— REQUEST —
Each line of the material below that holds the word "排球少年" needs to be copied.
--- begin ---
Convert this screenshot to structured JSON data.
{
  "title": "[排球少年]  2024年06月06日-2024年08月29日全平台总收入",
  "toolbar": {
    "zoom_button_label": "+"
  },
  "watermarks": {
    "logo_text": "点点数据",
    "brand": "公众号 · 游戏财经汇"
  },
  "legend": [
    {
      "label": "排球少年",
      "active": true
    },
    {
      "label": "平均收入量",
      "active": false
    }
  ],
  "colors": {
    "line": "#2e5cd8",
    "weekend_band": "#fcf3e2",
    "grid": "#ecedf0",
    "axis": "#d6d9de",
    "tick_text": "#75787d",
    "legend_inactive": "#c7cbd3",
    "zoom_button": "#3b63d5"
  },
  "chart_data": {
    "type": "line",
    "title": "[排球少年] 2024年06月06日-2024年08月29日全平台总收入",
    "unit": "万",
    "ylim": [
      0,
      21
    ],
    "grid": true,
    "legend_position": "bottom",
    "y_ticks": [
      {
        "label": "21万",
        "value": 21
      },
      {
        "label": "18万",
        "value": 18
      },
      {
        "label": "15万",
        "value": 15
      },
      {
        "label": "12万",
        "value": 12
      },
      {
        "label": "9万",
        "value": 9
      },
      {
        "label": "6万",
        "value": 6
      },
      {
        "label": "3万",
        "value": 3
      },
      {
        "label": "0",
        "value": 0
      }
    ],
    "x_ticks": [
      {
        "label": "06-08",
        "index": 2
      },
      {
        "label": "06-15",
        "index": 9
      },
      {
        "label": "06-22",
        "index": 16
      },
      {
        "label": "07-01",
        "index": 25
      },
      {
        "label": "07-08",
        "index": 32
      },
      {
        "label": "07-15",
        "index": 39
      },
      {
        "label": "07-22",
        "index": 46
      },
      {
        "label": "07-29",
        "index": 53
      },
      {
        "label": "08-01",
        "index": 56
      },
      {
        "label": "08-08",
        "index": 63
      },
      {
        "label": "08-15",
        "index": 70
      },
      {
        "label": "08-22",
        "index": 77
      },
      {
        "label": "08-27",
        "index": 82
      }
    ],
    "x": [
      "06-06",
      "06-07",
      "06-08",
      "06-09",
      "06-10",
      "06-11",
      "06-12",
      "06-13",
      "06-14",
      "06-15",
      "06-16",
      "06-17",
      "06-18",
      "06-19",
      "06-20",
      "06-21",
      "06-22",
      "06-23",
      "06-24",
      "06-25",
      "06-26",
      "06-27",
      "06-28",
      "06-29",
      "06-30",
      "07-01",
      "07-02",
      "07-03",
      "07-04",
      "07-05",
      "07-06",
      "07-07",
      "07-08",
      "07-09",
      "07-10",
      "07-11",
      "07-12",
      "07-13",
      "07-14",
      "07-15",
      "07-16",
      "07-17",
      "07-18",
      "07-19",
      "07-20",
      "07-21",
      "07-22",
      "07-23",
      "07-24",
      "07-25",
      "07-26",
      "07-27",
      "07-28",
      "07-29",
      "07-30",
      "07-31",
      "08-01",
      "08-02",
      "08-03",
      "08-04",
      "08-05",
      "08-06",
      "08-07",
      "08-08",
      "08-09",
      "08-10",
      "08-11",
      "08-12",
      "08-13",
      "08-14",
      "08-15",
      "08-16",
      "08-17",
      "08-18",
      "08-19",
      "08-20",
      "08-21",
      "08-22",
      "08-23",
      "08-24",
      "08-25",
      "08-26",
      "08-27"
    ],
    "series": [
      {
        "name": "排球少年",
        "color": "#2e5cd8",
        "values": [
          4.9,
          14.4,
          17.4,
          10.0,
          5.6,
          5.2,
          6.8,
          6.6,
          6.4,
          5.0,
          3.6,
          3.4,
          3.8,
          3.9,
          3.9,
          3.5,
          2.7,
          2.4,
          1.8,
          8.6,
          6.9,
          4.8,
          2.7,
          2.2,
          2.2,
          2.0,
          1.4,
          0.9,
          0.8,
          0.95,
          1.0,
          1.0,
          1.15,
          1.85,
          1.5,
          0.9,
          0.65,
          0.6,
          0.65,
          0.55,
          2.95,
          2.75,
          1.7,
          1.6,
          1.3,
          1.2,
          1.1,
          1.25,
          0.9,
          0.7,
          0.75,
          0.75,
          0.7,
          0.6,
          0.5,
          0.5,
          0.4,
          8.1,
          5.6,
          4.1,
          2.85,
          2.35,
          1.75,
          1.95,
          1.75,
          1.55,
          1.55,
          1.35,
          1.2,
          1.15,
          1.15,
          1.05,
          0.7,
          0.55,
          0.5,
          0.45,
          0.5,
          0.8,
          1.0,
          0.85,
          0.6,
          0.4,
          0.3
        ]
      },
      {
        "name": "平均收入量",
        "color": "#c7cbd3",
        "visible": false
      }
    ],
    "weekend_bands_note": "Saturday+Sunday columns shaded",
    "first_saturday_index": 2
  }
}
--- end ---
— THE RESULT —
  "title": "[排球少年]  2024年06月06日-2024年08月29日全平台总收入",
      "label": "排球少年",
    "title": "[排球少年] 2024年06月06日-2024年08月29日全平台总收入",
        "name": "排球少年",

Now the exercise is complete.